• _Exercise instructions_:
Write out the data again in full, exactly as it reads.

• _Task data_:
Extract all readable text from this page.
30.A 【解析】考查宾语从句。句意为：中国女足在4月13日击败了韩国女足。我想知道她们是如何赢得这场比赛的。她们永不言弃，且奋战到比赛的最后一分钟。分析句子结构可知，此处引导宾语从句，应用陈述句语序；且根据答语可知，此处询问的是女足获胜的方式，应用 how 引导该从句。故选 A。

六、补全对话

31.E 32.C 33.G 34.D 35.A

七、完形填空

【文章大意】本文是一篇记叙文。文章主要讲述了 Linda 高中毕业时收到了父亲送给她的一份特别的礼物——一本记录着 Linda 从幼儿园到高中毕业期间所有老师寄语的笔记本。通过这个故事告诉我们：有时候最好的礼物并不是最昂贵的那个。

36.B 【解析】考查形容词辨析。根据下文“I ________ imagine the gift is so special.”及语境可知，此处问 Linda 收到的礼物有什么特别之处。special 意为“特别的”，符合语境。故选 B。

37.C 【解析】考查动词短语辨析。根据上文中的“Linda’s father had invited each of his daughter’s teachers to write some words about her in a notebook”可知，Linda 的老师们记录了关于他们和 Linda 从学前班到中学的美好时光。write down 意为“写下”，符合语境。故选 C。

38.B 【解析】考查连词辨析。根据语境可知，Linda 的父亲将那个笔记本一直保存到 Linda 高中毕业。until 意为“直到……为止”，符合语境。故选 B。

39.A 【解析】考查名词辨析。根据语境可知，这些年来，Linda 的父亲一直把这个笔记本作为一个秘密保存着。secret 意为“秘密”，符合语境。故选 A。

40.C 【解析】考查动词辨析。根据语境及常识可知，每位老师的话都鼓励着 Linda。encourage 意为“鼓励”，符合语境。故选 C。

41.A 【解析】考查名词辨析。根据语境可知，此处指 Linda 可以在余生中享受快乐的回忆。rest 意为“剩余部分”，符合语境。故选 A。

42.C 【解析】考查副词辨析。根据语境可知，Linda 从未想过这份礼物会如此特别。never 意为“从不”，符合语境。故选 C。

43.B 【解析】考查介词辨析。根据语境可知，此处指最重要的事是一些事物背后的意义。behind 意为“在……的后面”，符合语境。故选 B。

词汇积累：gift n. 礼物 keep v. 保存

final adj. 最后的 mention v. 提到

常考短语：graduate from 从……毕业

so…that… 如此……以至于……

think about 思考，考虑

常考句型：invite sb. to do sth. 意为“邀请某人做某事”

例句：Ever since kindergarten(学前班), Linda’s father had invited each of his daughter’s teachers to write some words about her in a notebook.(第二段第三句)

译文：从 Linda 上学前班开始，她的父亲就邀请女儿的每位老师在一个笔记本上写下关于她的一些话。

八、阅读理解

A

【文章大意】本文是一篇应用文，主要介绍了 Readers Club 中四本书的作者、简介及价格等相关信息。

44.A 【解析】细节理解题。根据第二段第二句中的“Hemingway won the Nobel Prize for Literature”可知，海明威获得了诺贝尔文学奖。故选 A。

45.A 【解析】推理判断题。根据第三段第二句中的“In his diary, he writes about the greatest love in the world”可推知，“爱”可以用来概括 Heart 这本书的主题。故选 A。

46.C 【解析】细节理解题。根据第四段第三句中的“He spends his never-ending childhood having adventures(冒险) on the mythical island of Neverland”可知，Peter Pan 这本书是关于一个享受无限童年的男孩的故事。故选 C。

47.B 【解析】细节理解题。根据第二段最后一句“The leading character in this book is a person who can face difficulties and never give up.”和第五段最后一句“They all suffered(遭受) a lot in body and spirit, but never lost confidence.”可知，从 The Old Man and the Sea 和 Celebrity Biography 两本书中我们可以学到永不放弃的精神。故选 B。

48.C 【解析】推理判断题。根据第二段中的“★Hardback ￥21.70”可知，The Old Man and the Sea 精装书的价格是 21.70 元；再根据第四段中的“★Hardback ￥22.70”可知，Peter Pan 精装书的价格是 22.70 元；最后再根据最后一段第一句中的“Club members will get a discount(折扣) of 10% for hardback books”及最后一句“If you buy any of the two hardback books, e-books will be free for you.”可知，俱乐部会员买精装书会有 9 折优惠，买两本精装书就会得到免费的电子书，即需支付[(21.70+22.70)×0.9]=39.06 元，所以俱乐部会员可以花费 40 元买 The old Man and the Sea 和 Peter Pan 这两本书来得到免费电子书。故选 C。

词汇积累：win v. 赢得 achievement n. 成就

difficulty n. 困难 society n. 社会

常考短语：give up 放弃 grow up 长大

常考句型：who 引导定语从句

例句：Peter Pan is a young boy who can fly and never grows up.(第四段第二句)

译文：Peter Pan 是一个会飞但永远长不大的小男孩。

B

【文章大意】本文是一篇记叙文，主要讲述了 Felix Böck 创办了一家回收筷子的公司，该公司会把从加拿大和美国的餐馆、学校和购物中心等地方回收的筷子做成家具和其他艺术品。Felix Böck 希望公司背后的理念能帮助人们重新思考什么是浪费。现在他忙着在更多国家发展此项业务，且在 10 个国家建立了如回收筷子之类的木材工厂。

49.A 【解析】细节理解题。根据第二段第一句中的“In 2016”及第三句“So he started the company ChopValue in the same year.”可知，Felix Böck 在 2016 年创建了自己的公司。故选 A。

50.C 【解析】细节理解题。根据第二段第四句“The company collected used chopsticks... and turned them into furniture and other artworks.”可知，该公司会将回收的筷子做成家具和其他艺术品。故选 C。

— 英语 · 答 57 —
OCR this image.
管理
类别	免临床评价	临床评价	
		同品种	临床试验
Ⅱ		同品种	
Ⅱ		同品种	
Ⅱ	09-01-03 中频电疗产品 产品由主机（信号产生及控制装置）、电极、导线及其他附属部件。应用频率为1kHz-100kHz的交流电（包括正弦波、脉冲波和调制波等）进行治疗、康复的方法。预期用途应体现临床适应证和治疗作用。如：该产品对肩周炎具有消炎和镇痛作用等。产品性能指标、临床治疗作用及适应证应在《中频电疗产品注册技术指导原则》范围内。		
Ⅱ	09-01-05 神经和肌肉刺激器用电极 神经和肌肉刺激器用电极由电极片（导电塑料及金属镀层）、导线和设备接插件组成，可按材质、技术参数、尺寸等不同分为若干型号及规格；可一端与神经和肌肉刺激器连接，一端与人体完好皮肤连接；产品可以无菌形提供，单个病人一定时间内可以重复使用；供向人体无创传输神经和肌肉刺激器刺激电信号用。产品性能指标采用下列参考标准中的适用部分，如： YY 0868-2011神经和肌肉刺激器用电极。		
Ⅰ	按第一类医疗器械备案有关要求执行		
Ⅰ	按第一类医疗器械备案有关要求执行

• _Finished answer_:
Extract all readable text from this page.
30.A 【解析】考查宾语从句。句意为：中国女足在4月13日击败了韩国女足。我想知道她们是如何赢得这场比赛的。她们永不言弃，且奋战到比赛的最后一分钟。分析句子结构可知，此处引导宾语从句，应用陈述句语序；且根据答语可知，此处询问的是女足获胜的方式，应用 how 引导该从句。故选 A。

六、补全对话

31.E 32.C 33.G 34.D 35.A

七、完形填空

【文章大意】本文是一篇记叙文。文章主要讲述了 Linda 高中毕业时收到了父亲送给她的一份特别的礼物——一本记录着 Linda 从幼儿园到高中毕业期间所有老师寄语的笔记本。通过这个故事告诉我们：有时候最好的礼物并不是最昂贵的那个。

36.B 【解析】考查形容词辨析。根据下文“I ________ imagine the gift is so special.”及语境可知，此处问 Linda 收到的礼物有什么特别之处。special 意为“特别的”，符合语境。故选 B。

37.C 【解析】考查动词短语辨析。根据上文中的“Linda’s father had invited each of his daughter’s teachers to write some words about her in a notebook”可知，Linda 的老师们记录了关于他们和 Linda 从学前班到中学的美好时光。write down 意为“写下”，符合语境。故选 C。

38.B 【解析】考查连词辨析。根据语境可知，Linda 的父亲将那个笔记本一直保存到 Linda 高中毕业。until 意为“直到……为止”，符合语境。故选 B。

39.A 【解析】考查名词辨析。根据语境可知，这些年来，Linda 的父亲一直把这个笔记本作为一个秘密保存着。secret 意为“秘密”，符合语境。故选 A。

40.C 【解析】考查动词辨析。根据语境及常识可知，每位老师的话都鼓励着 Linda。encourage 意为“鼓励”，符合语境。故选 C。

41.A 【解析】考查名词辨析。根据语境可知，此处指 Linda 可以在余生中享受快乐的回忆。rest 意为“剩余部分”，符合语境。故选 A。

42.C 【解析】考查副词辨析。根据语境可知，Linda 从未想过这份礼物会如此特别。never 意为“从不”，符合语境。故选 C。

43.B 【解析】考查介词辨析。根据语境可知，此处指最重要的事是一些事物背后的意义。behind 意为“在……的后面”，符合语境。故选 B。

词汇积累：gift n. 礼物 keep v. 保存

final adj. 最后的 mention v. 提到

常考短语：graduate from 从……毕业

so…that… 如此……以至于……

think about 思考，考虑

常考句型：invite sb. to do sth. 意为“邀请某人做某事”

例句：Ever since kindergarten(学前班), Linda’s father had invited each of his daughter’s teachers to write some words about her in a notebook.(第二段第三句)

译文：从 Linda 上学前班开始，她的父亲就邀请女儿的每位老师在一个笔记本上写下关于她的一些话。

八、阅读理解

A

【文章大意】本文是一篇应用文，主要介绍了 Readers Club 中四本书的作者、简介及价格等相关信息。

44.A 【解析】细节理解题。根据第二段第二句中的“Hemingway won the Nobel Prize for Literature”可知，海明威获得了诺贝尔文学奖。故选 A。

45.A 【解析】推理判断题。根据第三段第二句中的“In his diary, he writes about the greatest love in the world”可推知，“爱”可以用来概括 Heart 这本书的主题。故选 A。

46.C 【解析】细节理解题。根据第四段第三句中的“He spends his never-ending childhood having adventures(冒险) on the mythical island of Neverland”可知，Peter Pan 这本书是关于一个享受无限童年的男孩的故事。故选 C。

47.B 【解析】细节理解题。根据第二段最后一句“The leading character in this book is a person who can face difficulties and never give up.”和第五段最后一句“They all suffered(遭受) a lot in body and spirit, but never lost confidence.”可知，从 The Old Man and the Sea 和 Celebrity Biography 两本书中我们可以学到永不放弃的精神。故选 B。

48.C 【解析】推理判断题。根据第二段中的“★Hardback ￥21.70”可知，The Old Man and the Sea 精装书的价格是 21.70 元；再根据第四段中的“★Hardback ￥22.70”可知，Peter Pan 精装书的价格是 22.70 元；最后再根据最后一段第一句中的“Club members will get a discount(折扣) of 10% for hardback books”及最后一句“If you buy any of the two hardback books, e-books will be free for you.”可知，俱乐部会员买精装书会有 9 折优惠，买两本精装书就会得到免费的电子书，即需支付[(21.70+22.70)×0.9]=39.06 元，所以俱乐部会员可以花费 40 元买 The old Man and the Sea 和 Peter Pan 这两本书来得到免费电子书。故选 C。

词汇积累：win v. 赢得 achievement n. 成就

difficulty n. 困难 society n. 社会

常考短语：give up 放弃 grow up 长大

常考句型：who 引导定语从句

例句：Peter Pan is a young boy who can fly and never grows up.(第四段第二句)

译文：Peter Pan 是一个会飞但永远长不大的小男孩。

B

【文章大意】本文是一篇记叙文，主要讲述了 Felix Böck 创办了一家回收筷子的公司，该公司会把从加拿大和美国的餐馆、学校和购物中心等地方回收的筷子做成家具和其他艺术品。Felix Böck 希望公司背后的理念能帮助人们重新思考什么是浪费。现在他忙着在更多国家发展此项业务，且在 10 个国家建立了如回收筷子之类的木材工厂。

49.A 【解析】细节理解题。根据第二段第一句中的“In 2016”及第三句“So he started the company ChopValue in the same year.”可知，Felix Böck 在 2016 年创建了自己的公司。故选 A。

50.C 【解析】细节理解题。根据第二段第四句“The company collected used chopsticks... and turned them into furniture and other artworks.”可知，该公司会将回收的筷子做成家具和其他艺术品。故选 C。

— 英语 · 答 57 —
OCR this image.
管理
类别	免临床评价	临床评价	
		同品种	临床试验
Ⅱ		同品种	
Ⅱ		同品种	
Ⅱ	09-01-03 中频电疗产品 产品由主机（信号产生及控制装置）、电极、导线及其他附属部件。应用频率为1kHz-100kHz的交流电（包括正弦波、脉冲波和调制波等）进行治疗、康复的方法。预期用途应体现临床适应证和治疗作用。如：该产品对肩周炎具有消炎和镇痛作用等。产品性能指标、临床治疗作用及适应证应在《中频电疗产品注册技术指导原则》范围内。		
Ⅱ	09-01-05 神经和肌肉刺激器用电极 神经和肌肉刺激器用电极由电极片（导电塑料及金属镀层）、导线和设备接插件组成，可按材质、技术参数、尺寸等不同分为若干型号及规格；可一端与神经和肌肉刺激器连接，一端与人体完好皮肤连接；产品可以无菌形提供，单个病人一定时间内可以重复使用；供向人体无创传输神经和肌肉刺激器刺激电信号用。产品性能指标采用下列参考标准中的适用部分，如： YY 0868-2011神经和肌肉刺激器用电极。		
Ⅰ	按第一类医疗器械备案有关要求执行		
Ⅰ	按第一类医疗器械备案有关要求执行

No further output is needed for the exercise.